### Task
Check each line of the records below for the word "Price" and copy those where it appears.

------------------------------------

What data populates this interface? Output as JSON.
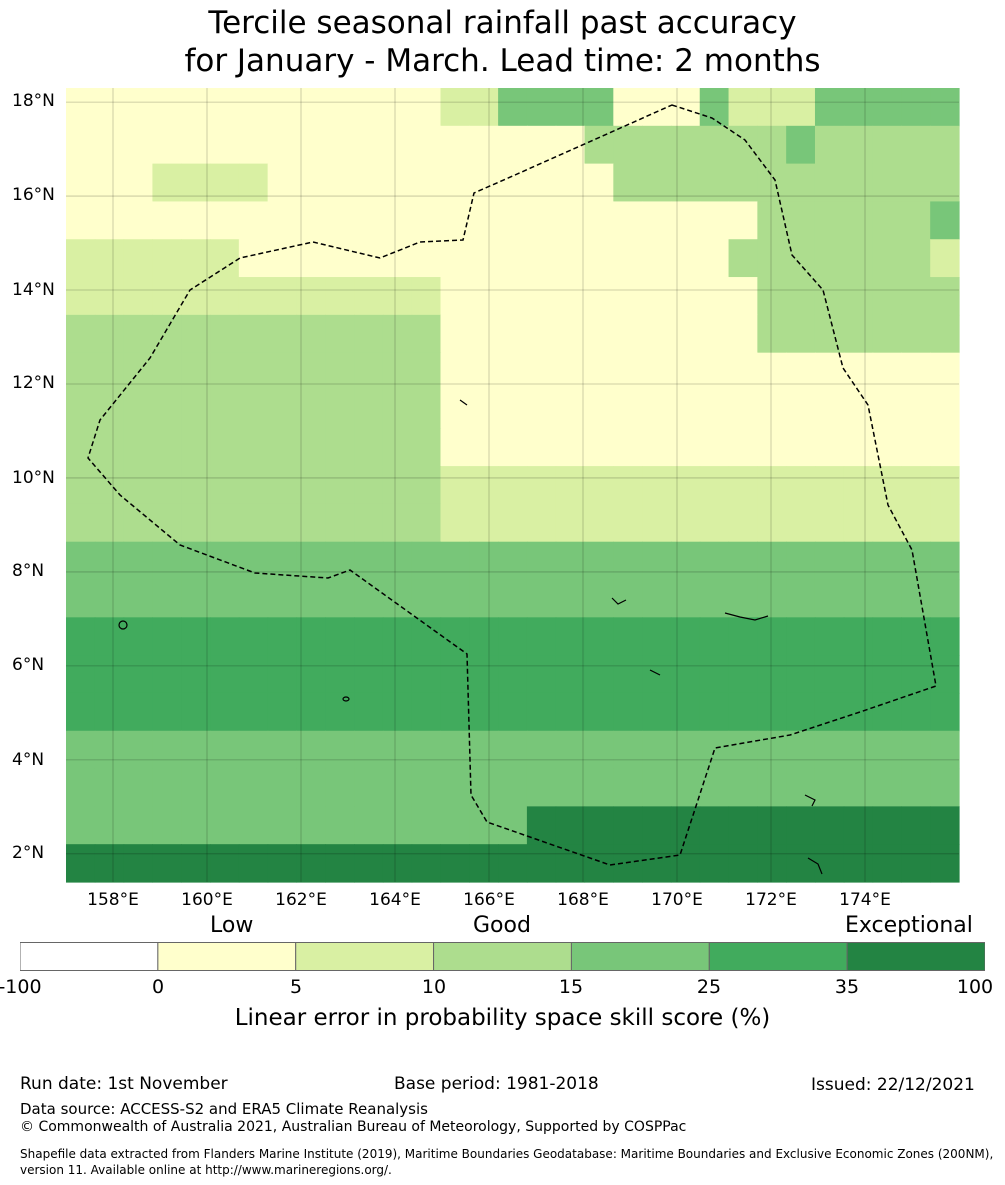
{
  "title": {
    "line1": "Tercile seasonal rainfall past accuracy",
    "line2": "for January - March. Lead time: 2 months"
  },
  "map": {
    "lat_labels": [
      "18°N",
      "16°N",
      "14°N",
      "12°N",
      "10°N",
      "8°N",
      "6°N",
      "4°N",
      "2°N"
    ],
    "lon_labels": [
      "158°E",
      "160°E",
      "162°E",
      "164°E",
      "166°E",
      "168°E",
      "170°E",
      "172°E",
      "174°E"
    ],
    "extent": {
      "lon_min": 157,
      "lon_max": 176,
      "lat_min": 1.4,
      "lat_max": 18.3
    },
    "eez_boundary_label": "eez-boundary",
    "grid_rows_top_to_bottom": [
      "0000000000000113333000311133333",
      "0000000000000000002222222322222",
      "0001111000000000000222222222222",
      "0000000000000000000000002222223",
      "1111110000000000000000022222221",
      "1111111111111000000000002222222",
      "2222222222222000000000002222222",
      "2222222222222000000000000000000",
      "2222222222222000000000000000000",
      "2222222222222000000000000000000",
      "2222222222222111111111111111111",
      "2222222222222111111111111111111",
      "3333333333333333333333333333333",
      "3333333333333333333333333333333",
      "4444444444444444444444444444444",
      "4444444444444444444444444444444",
      "4444444444444444444444444444444",
      "3333333333333333333333333333333",
      "3333333333333333333333333333333",
      "3333333333333333555555555555555",
      "5555555555555555555555555555555"
    ]
  },
  "legend": {
    "categories": [
      "Low",
      "Good",
      "Exceptional"
    ],
    "ticks": [
      "-100",
      "0",
      "5",
      "10",
      "15",
      "25",
      "35",
      "100"
    ],
    "colors": [
      "#ffffff",
      "#ffffcc",
      "#d9f0a3",
      "#addd8e",
      "#78c679",
      "#41ab5d",
      "#238443"
    ],
    "title": "Linear error in probability space skill score (%)"
  },
  "footer": {
    "run_date": "Run date: 1st November",
    "base_period": "Base period: 1981-2018",
    "issued": "Issued: 22/12/2021",
    "data_source": "Data source: ACCESS-S2 and ERA5 Climate Reanalysis",
    "copyright": "© Commonwealth of Australia 2021, Australian Bureau of Meteorology, Supported by COSPPac",
    "shapefile_line1": "Shapefile data extracted from Flanders Marine Institute (2019), Maritime Boundaries Geodatabase: Maritime Boundaries and Exclusive Economic Zones (200NM),",
    "shapefile_line2": "version 11. Available online at http://www.marineregions.org/."
  }
}
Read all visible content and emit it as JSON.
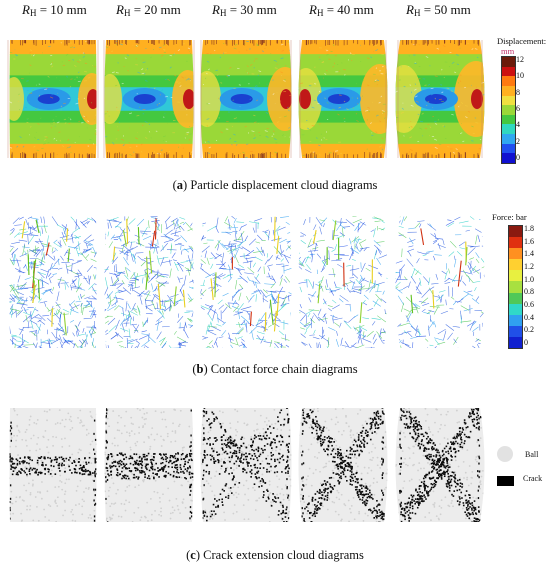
{
  "headers": [
    {
      "prefix": "R",
      "sub": "H",
      "value": " = 10 mm"
    },
    {
      "prefix": "R",
      "sub": "H",
      "value": " = 20 mm"
    },
    {
      "prefix": "R",
      "sub": "H",
      "value": " = 30 mm"
    },
    {
      "prefix": "R",
      "sub": "H",
      "value": " = 40 mm"
    },
    {
      "prefix": "R",
      "sub": "H",
      "value": " = 50 mm"
    }
  ],
  "captions": {
    "a": {
      "letter": "a",
      "text": " Particle displacement cloud diagrams"
    },
    "b": {
      "letter": "b",
      "text": " Contact force chain diagrams"
    },
    "c": {
      "letter": "c",
      "text": " Crack extension cloud diagrams"
    }
  },
  "displacement_legend": {
    "title": "Displacement:",
    "unit": "mm",
    "labels": [
      "12",
      "10",
      "8",
      "6",
      "4",
      "2",
      "0"
    ],
    "colors": [
      "#6b1a0a",
      "#cc1010",
      "#ff7a10",
      "#ffb020",
      "#f0e040",
      "#9ad838",
      "#44c840",
      "#30d8c0",
      "#30a8f0",
      "#2050f0",
      "#1010d0"
    ]
  },
  "force_legend": {
    "title": "Force: bar",
    "labels": [
      "1.8",
      "1.6",
      "1.4",
      "1.2",
      "1.0",
      "0.8",
      "0.6",
      "0.4",
      "0.2",
      "0"
    ],
    "colors": [
      "#8a1a10",
      "#e03010",
      "#ff9020",
      "#ffd030",
      "#e8f040",
      "#a8e040",
      "#50c858",
      "#30d8c8",
      "#30a0f0",
      "#2050e8",
      "#1020d0"
    ]
  },
  "crack_legend": {
    "ball": "Ball",
    "crack": "Crack"
  }
}
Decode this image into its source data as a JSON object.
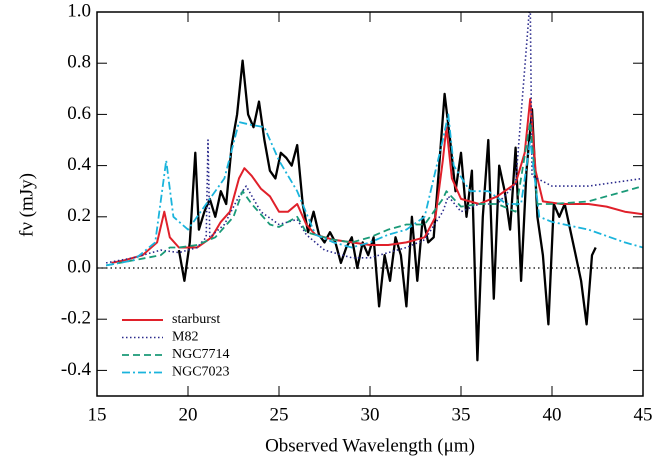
{
  "chart_data": {
    "type": "line",
    "x_label": "Observed Wavelength (μm)",
    "y_label": "fν (mJy)",
    "xlim": [
      15,
      45
    ],
    "xticks": [
      15,
      20,
      25,
      30,
      35,
      40,
      45
    ],
    "ylim": [
      -0.5,
      1.0
    ],
    "yticks": [
      {
        "value": -0.4,
        "label": "-0.4"
      },
      -0.2,
      {
        "value": 0,
        "label": "0.0"
      },
      0.2,
      0.4,
      0.6,
      0.8,
      {
        "value": 1,
        "label": "1.0"
      }
    ],
    "reference_line": 0,
    "series": [
      {
        "color": "#000000",
        "x": [
          19.5,
          19.8,
          20.1,
          20.4,
          20.6,
          20.9,
          21.2,
          21.5,
          21.8,
          22.1,
          22.4,
          22.7,
          23.0,
          23.3,
          23.6,
          23.9,
          24.2,
          24.5,
          24.8,
          25.1,
          25.4,
          25.7,
          26.0,
          26.3,
          26.6,
          26.9,
          27.2,
          27.5,
          27.8,
          28.1,
          28.4,
          28.7,
          29.0,
          29.3,
          29.6,
          29.9,
          30.2,
          30.5,
          30.8,
          31.1,
          31.4,
          31.7,
          32.0,
          32.3,
          32.6,
          32.9,
          33.2,
          33.5,
          33.8,
          34.1,
          34.4,
          34.7,
          35.0,
          35.3,
          35.6,
          35.9,
          36.2,
          36.5,
          36.8,
          37.1,
          37.4,
          37.7,
          38.0,
          38.3,
          38.6,
          38.9,
          39.2,
          39.5,
          39.8,
          40.1,
          40.4,
          40.7,
          41.0,
          41.3,
          41.6,
          41.9,
          42.2,
          42.4
        ],
        "values": [
          0.07,
          -0.05,
          0.1,
          0.45,
          0.15,
          0.22,
          0.27,
          0.2,
          0.3,
          0.25,
          0.48,
          0.6,
          0.81,
          0.6,
          0.55,
          0.65,
          0.5,
          0.38,
          0.35,
          0.45,
          0.43,
          0.4,
          0.48,
          0.25,
          0.14,
          0.22,
          0.13,
          0.1,
          0.14,
          0.1,
          0.02,
          0.08,
          0.12,
          0.0,
          0.1,
          0.05,
          0.12,
          -0.15,
          0.05,
          -0.05,
          0.12,
          0.05,
          -0.15,
          0.2,
          -0.05,
          0.2,
          0.1,
          0.12,
          0.4,
          0.68,
          0.5,
          0.3,
          0.45,
          0.2,
          0.38,
          -0.36,
          0.2,
          0.5,
          -0.12,
          0.4,
          0.3,
          0.15,
          0.47,
          -0.05,
          0.38,
          0.62,
          0.2,
          0.05,
          -0.22,
          0.25,
          0.2,
          0.25,
          0.15,
          0.05,
          -0.05,
          -0.22,
          0.05,
          0.08
        ]
      },
      {
        "name": "starburst",
        "color": "#e0202a",
        "x": [
          15.8,
          16.5,
          17.5,
          18.3,
          18.7,
          19.0,
          19.5,
          20.5,
          21.3,
          21.8,
          22.3,
          22.8,
          23.1,
          23.5,
          24.0,
          24.5,
          25.0,
          25.5,
          26.0,
          26.5,
          27.0,
          28.0,
          29.0,
          30.0,
          31.0,
          32.0,
          33.0,
          33.6,
          34.0,
          34.2,
          34.5,
          35.0,
          36.0,
          37.0,
          38.0,
          38.5,
          38.8,
          39.1,
          39.5,
          40.5,
          42.0,
          43.0,
          44.0,
          45.0
        ],
        "values": [
          0.02,
          0.03,
          0.05,
          0.1,
          0.22,
          0.12,
          0.08,
          0.08,
          0.12,
          0.18,
          0.22,
          0.35,
          0.39,
          0.36,
          0.31,
          0.28,
          0.22,
          0.22,
          0.25,
          0.17,
          0.13,
          0.11,
          0.1,
          0.09,
          0.09,
          0.1,
          0.12,
          0.2,
          0.42,
          0.55,
          0.35,
          0.27,
          0.25,
          0.28,
          0.33,
          0.45,
          0.66,
          0.38,
          0.26,
          0.25,
          0.25,
          0.24,
          0.22,
          0.21
        ]
      },
      {
        "name": "M82",
        "color": "#2a2a8c",
        "x": [
          15.5,
          17,
          18.5,
          19.5,
          20.5,
          21.0,
          21.1,
          21.2,
          22,
          22.8,
          23.2,
          24,
          25,
          26,
          26.5,
          27.5,
          29,
          30,
          31,
          32,
          33,
          34,
          34.3,
          35,
          36,
          37,
          38,
          38.8,
          38.9,
          40,
          42,
          44,
          45
        ],
        "values": [
          0.02,
          0.04,
          0.07,
          0.06,
          0.08,
          0.12,
          0.5,
          0.12,
          0.17,
          0.28,
          0.32,
          0.22,
          0.17,
          0.19,
          0.13,
          0.07,
          0.04,
          0.04,
          0.06,
          0.08,
          0.11,
          0.22,
          0.28,
          0.22,
          0.25,
          0.25,
          0.33,
          1.05,
          0.36,
          0.32,
          0.32,
          0.34,
          0.35
        ]
      },
      {
        "name": "NGC7714",
        "color": "#1a9a78",
        "x": [
          15.5,
          17,
          18.5,
          19,
          19.5,
          20.5,
          21.5,
          22.5,
          23.0,
          23.5,
          24.5,
          25,
          26,
          26.5,
          28,
          29,
          30,
          31,
          32,
          33,
          34,
          34.2,
          35,
          36,
          37,
          38,
          38.8,
          39.2,
          40,
          42,
          44,
          45
        ],
        "values": [
          0.01,
          0.03,
          0.05,
          0.08,
          0.08,
          0.09,
          0.12,
          0.2,
          0.3,
          0.25,
          0.17,
          0.16,
          0.2,
          0.14,
          0.11,
          0.1,
          0.12,
          0.15,
          0.17,
          0.17,
          0.27,
          0.3,
          0.24,
          0.25,
          0.25,
          0.22,
          0.57,
          0.25,
          0.25,
          0.26,
          0.3,
          0.32
        ]
      },
      {
        "name": "NGC7023",
        "color": "#1ab4dc",
        "x": [
          15.5,
          17,
          18.2,
          18.8,
          19.2,
          20,
          21,
          22,
          22.8,
          23.4,
          24.2,
          25,
          26,
          27,
          28,
          29,
          30,
          31,
          32,
          33,
          34,
          34.3,
          34.6,
          35.5,
          36.5,
          37.5,
          38.3,
          38.8,
          39.3,
          40,
          42,
          44,
          45
        ],
        "values": [
          0.01,
          0.03,
          0.1,
          0.42,
          0.2,
          0.15,
          0.25,
          0.35,
          0.57,
          0.56,
          0.55,
          0.42,
          0.3,
          0.13,
          0.1,
          0.08,
          0.1,
          0.13,
          0.15,
          0.2,
          0.5,
          0.6,
          0.4,
          0.3,
          0.3,
          0.25,
          0.25,
          0.5,
          0.2,
          0.18,
          0.15,
          0.1,
          0.08
        ]
      }
    ]
  }
}
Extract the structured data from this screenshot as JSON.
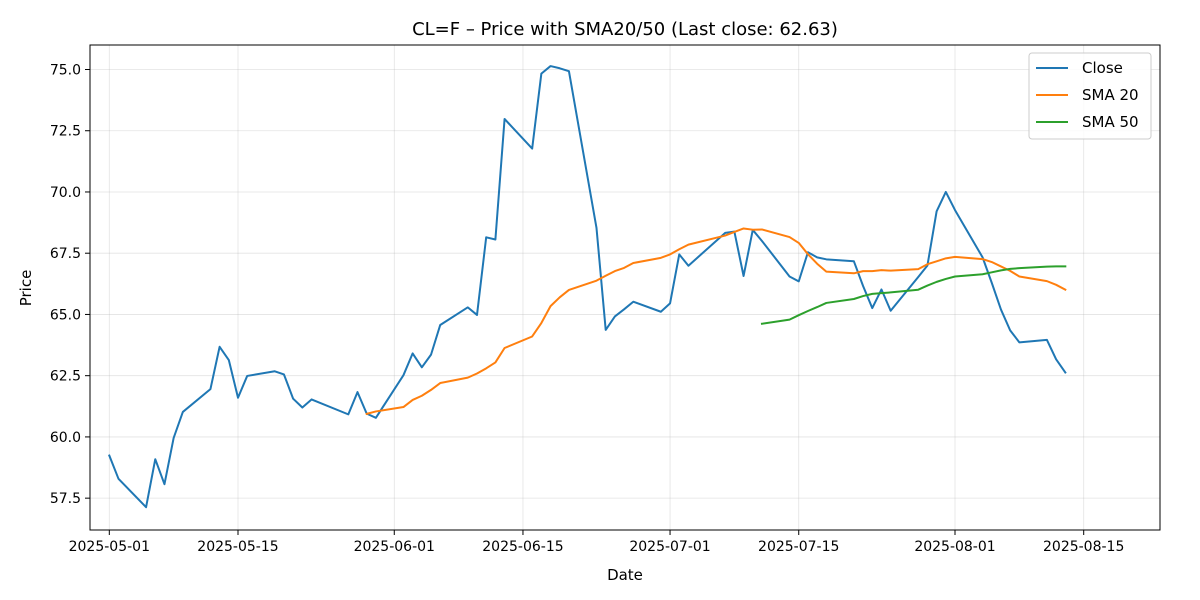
{
  "chart_data": {
    "type": "line",
    "title": "CL=F – Price with SMA20/50 (Last close: 62.63)",
    "xlabel": "Date",
    "ylabel": "Price",
    "xlim_days": [
      -2.1,
      114.3
    ],
    "ylim": [
      56.2,
      76.0
    ],
    "x_ticks": [
      {
        "day": 0,
        "label": "2025-05-01"
      },
      {
        "day": 14,
        "label": "2025-05-15"
      },
      {
        "day": 31,
        "label": "2025-06-01"
      },
      {
        "day": 45,
        "label": "2025-06-15"
      },
      {
        "day": 61,
        "label": "2025-07-01"
      },
      {
        "day": 75,
        "label": "2025-07-15"
      },
      {
        "day": 92,
        "label": "2025-08-01"
      },
      {
        "day": 106,
        "label": "2025-08-15"
      }
    ],
    "y_ticks": [
      57.5,
      60.0,
      62.5,
      65.0,
      67.5,
      70.0,
      72.5,
      75.0
    ],
    "grid": true,
    "legend_position": "top-right",
    "series": [
      {
        "name": "Close",
        "color": "#1f77b4",
        "x": [
          0,
          1,
          4,
          5,
          6,
          7,
          8,
          11,
          12,
          13,
          14,
          15,
          18,
          19,
          20,
          21,
          22,
          26,
          27,
          28,
          29,
          32,
          33,
          34,
          35,
          36,
          39,
          40,
          41,
          42,
          43,
          46,
          47,
          48,
          49,
          50,
          53,
          54,
          55,
          56,
          57,
          60,
          61,
          62,
          63,
          67,
          68,
          69,
          70,
          71,
          74,
          75,
          76,
          77,
          78,
          81,
          82,
          83,
          84,
          85,
          88,
          89,
          90,
          91,
          92,
          95,
          96,
          97,
          98,
          99,
          102,
          103,
          104
        ],
        "values": [
          59.24,
          58.29,
          57.13,
          59.09,
          58.07,
          59.96,
          61.02,
          61.95,
          63.68,
          63.14,
          61.6,
          62.49,
          62.68,
          62.55,
          61.56,
          61.2,
          61.53,
          60.92,
          61.83,
          60.95,
          60.78,
          62.52,
          63.41,
          62.84,
          63.36,
          64.57,
          65.29,
          64.98,
          68.15,
          68.06,
          72.98,
          71.77,
          74.83,
          75.14,
          75.05,
          74.93,
          68.53,
          64.37,
          64.92,
          65.21,
          65.52,
          65.11,
          65.45,
          67.45,
          66.99,
          68.33,
          68.38,
          66.57,
          68.45,
          68.0,
          66.55,
          66.35,
          67.54,
          67.33,
          67.25,
          67.17,
          66.16,
          65.26,
          66.02,
          65.15,
          66.53,
          67.0,
          69.21,
          70.0,
          69.26,
          67.33,
          66.29,
          65.2,
          64.35,
          63.86,
          63.96,
          63.17,
          62.63
        ]
      },
      {
        "name": "SMA 20",
        "color": "#ff7f0e",
        "x": [
          28,
          29,
          32,
          33,
          34,
          35,
          36,
          39,
          40,
          41,
          42,
          43,
          46,
          47,
          48,
          49,
          50,
          53,
          54,
          55,
          56,
          57,
          60,
          61,
          62,
          63,
          67,
          68,
          69,
          70,
          71,
          74,
          75,
          76,
          77,
          78,
          81,
          82,
          83,
          84,
          85,
          88,
          89,
          90,
          91,
          92,
          95,
          96,
          97,
          98,
          99,
          102,
          103,
          104
        ],
        "values": [
          60.94,
          61.04,
          61.22,
          61.51,
          61.68,
          61.92,
          62.2,
          62.42,
          62.59,
          62.8,
          63.04,
          63.63,
          64.1,
          64.65,
          65.34,
          65.7,
          66.0,
          66.38,
          66.58,
          66.77,
          66.9,
          67.1,
          67.31,
          67.45,
          67.66,
          67.85,
          68.22,
          68.37,
          68.51,
          68.46,
          68.47,
          68.16,
          67.92,
          67.46,
          67.07,
          66.75,
          66.68,
          66.77,
          66.77,
          66.81,
          66.79,
          66.85,
          67.05,
          67.17,
          67.29,
          67.35,
          67.26,
          67.14,
          66.96,
          66.78,
          66.55,
          66.36,
          66.21,
          66.01
        ]
      },
      {
        "name": "SMA 50",
        "color": "#2ca02c",
        "x": [
          71,
          74,
          75,
          76,
          77,
          78,
          81,
          82,
          83,
          84,
          85,
          88,
          89,
          90,
          91,
          92,
          95,
          96,
          97,
          98,
          99,
          102,
          103,
          104
        ],
        "values": [
          64.62,
          64.79,
          64.97,
          65.14,
          65.3,
          65.47,
          65.63,
          65.75,
          65.84,
          65.87,
          65.9,
          66.01,
          66.18,
          66.33,
          66.45,
          66.55,
          66.64,
          66.72,
          66.8,
          66.86,
          66.89,
          66.95,
          66.96,
          66.96
        ]
      }
    ]
  }
}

------------------------------------

### The answer
    "title": "CL=F – Price with SMA20/50 (Last close: 62.63)",
    "ylabel": "Price",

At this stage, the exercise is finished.